Atatürk için Kur’an’ın Türkçesinin camilerde okunması da en az tercüme edilmesi kadar önemlidir. Çünkü okuma alışkanlığı olmayan ve dinlemeye alışan Türk milletinin Kur’an’ın anlamını öğrenmesi için okunması da şarttır. Bu iş için de en uygun yer halkın toplu olarak beraber olduğu camilerdir. Atatürk’te bu gerçeği bildiği için Kur’an’ın tercümesinin camilerde okunmasını istemiştir ve ilk Türkçe Kur’an 22 Ocak 1932 de Yerebatan Camii’de Hafız Yaşar tarafından okunmuştur. Burada bir noktayı ifade etmek istiyorum. Camilerde hiç bir zaman namazlar Türkçe kılınmamıştır. Kur’an’ın türkçesi namazlardan sonra cemaate okunmuştur.

Cumhuriyet 2 Şubat 1932

Atatürk’ün Kur’an’ın güzel ve doğru okunmasına ne kadar önem verdiğini anlamak için Sadettin Kaynak’a kulak verelim. Hafız Sadettin Kaynak Atatürk ile ilgili bir anısını şöyle anlatıyor :

“….O gece sarayın muâyede salonunda bütün hafızlar toplandık. Birçok davetliler de vardı. Ve bunlar Türkçe Kur’an okunması tecrübesinde bulunmak üzere çağırılan kimselerden ibaretti. Saz heyeti de vardı.

Tecrübeyi yapacak hafızlar Süleymaniye müezzini Kemal, Beşiktaşlı Rıza, Sultan Selimli Rıza, Fahri, Burhan, Yaşar, Nuri ve ben. Saz heyeti arasında Selanikli Kanuni Mustafa, Mısırlı İbrahim, Kemanî Nobar vardı. Mecliste iki erkekle bir de kadın bulunuyordu. Tecrübeye başladık. O sırada ayağa kalkarak o gün Fatih Camiindeki hadiseyi , halkın, hitabet tarzında okuyuşu nasıl memnuniyetle karşıladıklarını Atatürk’e arz ettim.

Cevaben:

“Öyle ise o şekilde tecrübeler yapalım!” buyurdular
ve Kur’an tercümesinden Fatiha Sûresi’ni açıp Kemal’e uzattılar. Kemal okudu.
“Olmadı, ver ben okuyayım” buyurdular ve okudular.
__________
* Görevin amacı
Türkçe Kur'an okunması tecrübesini anlatan metni, son cümlesinden sonrasını yazarak sürdürün.
__________
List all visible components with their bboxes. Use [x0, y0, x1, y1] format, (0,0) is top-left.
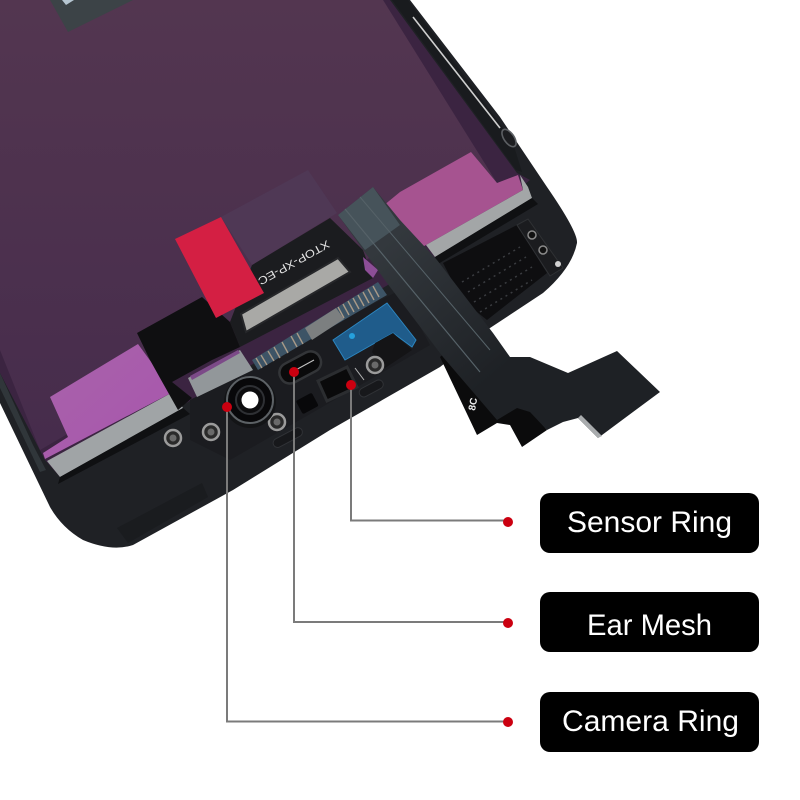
small purple piece: [363, 257, 378, 278]
black patch right of sensor: [372, 333, 412, 368]
flex label text: 8C: [467, 397, 480, 412]
phone frame: [0, 0, 577, 548]
pink foam: right: [360, 152, 523, 270]
leader: camera ring: [222, 402, 513, 727]
right edge bezel: [392, 0, 522, 172]
grey strip: middle: [188, 350, 253, 397]
label: camera ring: Camera Ring: [562, 705, 739, 738]
screw: camera right: [269, 414, 285, 430]
dark lower border under right strip: [435, 198, 538, 264]
pink foam: left: [43, 344, 173, 459]
striped flex cable: [252, 282, 387, 370]
red tab: [175, 217, 264, 318]
flex ribbon: [338, 187, 660, 438]
grey strip: left: [47, 392, 183, 477]
screw: far left: [165, 430, 181, 446]
tag at top left: [50, 0, 133, 32]
silver connector: [241, 258, 350, 332]
label: ear mesh: Ear Mesh: [587, 609, 712, 642]
lower slot: [272, 426, 304, 449]
leader: sensor ring: [346, 380, 513, 527]
camera bracket dark area: [190, 290, 430, 460]
black board: [230, 218, 373, 347]
ear mesh: [276, 348, 325, 387]
transparent film: [221, 170, 337, 265]
middle sensor window: [296, 393, 319, 414]
speaker mesh speckle: [462, 247, 532, 312]
white edge highlight: [413, 17, 500, 128]
right speaker: [443, 219, 563, 320]
purple sliver: [190, 350, 240, 380]
grey strip: right: [426, 175, 532, 257]
leader: ear mesh: [289, 367, 513, 628]
black tape: [137, 297, 240, 410]
screw: right: [367, 357, 383, 373]
display backing: purple: [0, 0, 530, 477]
label: camera ring: [540, 692, 759, 752]
speaker screws: [528, 231, 536, 239]
label: sensor ring: [540, 493, 759, 553]
left edge bezel: [0, 373, 46, 472]
camera ring: [224, 376, 276, 428]
sensor slot: [358, 378, 385, 399]
label: sensor ring: Sensor Ring: [567, 506, 732, 539]
sensor ring: [318, 367, 364, 401]
blue sticker: [333, 303, 416, 360]
screw: camera left: [203, 424, 219, 440]
board label text: XTOP-XP-EC: [256, 237, 331, 287]
label: ear mesh: [540, 592, 759, 652]
dark lower border under left strip: [58, 408, 190, 484]
flex underlay: [440, 340, 547, 447]
lower bracket detail: [117, 483, 208, 543]
side clip: [499, 127, 519, 149]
__________
* Görevin cevabı
Sonra bu sûreyi sıra ile orada bulunanlara okuttular. Fakat hiçbirisinin okumasını beğenmedi. Çünkü Türkçe nasıl hitap edilir, bunun usûlünü ve inceliklerini arkadaşlar içinde bilen ve Atatürk’ün istediği biçimde okumaya muktedir kimse yoktu.Sıra bana geldi. Ben en sonda ve Atatürk’ün sol tarafında oturuyordum. Okudum.
“İşte böyle okuyunuz, böyle istiyorum ” dedi. (Sadi Borak,Atatürk ve Din, İstanbul, 1962, ss. 71-73)

Atatürk”ün Kur’an’a verdiği değere başka bir örnek ise Ramazan aylarında Çankaya köşküne hafızları çağırarak Kur’an okutmasıdır. Her yıl Ramazan ayı geldiğinde incesaz heyetini köşkten çıkartarak Ramazan boyunca her gün akşam, hafızlara Kur’an okutmuştur. Bu davranışının iki anlamı vardır :

1- Ramazan aylarında içki içmeyerek bu kutsal aya ve insanların inancına saygı gösterdiği
2- Ramazan boyunca köşkte Kur’an okutarak Kur’an’a değer verdiği


Atatürk’ün Ramazan aylarında Kur’an okuttuğunu 15 yıl boyunca Atatürk’ün yanında olan Riyaset-i Cumhur orkestra şefi ve özel hafızı Yaşar Okur şöyle anlatmaktadır :

“… Ramazanların Atam için çok büyük bir önemi vardı. Ramazan gelir gelmez ince saz heyeti Çankaya Köşkü’ne giremezdi. Kandil Geceleri de saz çaldırmazdı. Sadece beni huzurlarına çağırır, Kuran’ı Kerim’den bazı sureler okuturdu. Ben okurken gözleri bir noktaya takılır, derin bir huşu içinde dinlerdi. Ruhunun çok mütelezziz olduğu her halinden anlaşılırdı.Ramazanlarda bir ay müddetle Hacı Bayram-ı Veli ve Zincirlikyu camilerinde şehitlerin ruhuna Hatim-i Şerif okumamı emrederlerdi. O günlerde civar kasaba ve köylerden gelenlerle cami hıncahınç dolardı…” (Osman Ergin, Türk Maarif Tarihi, İstanbul, 1977, c. 5, s. 1516)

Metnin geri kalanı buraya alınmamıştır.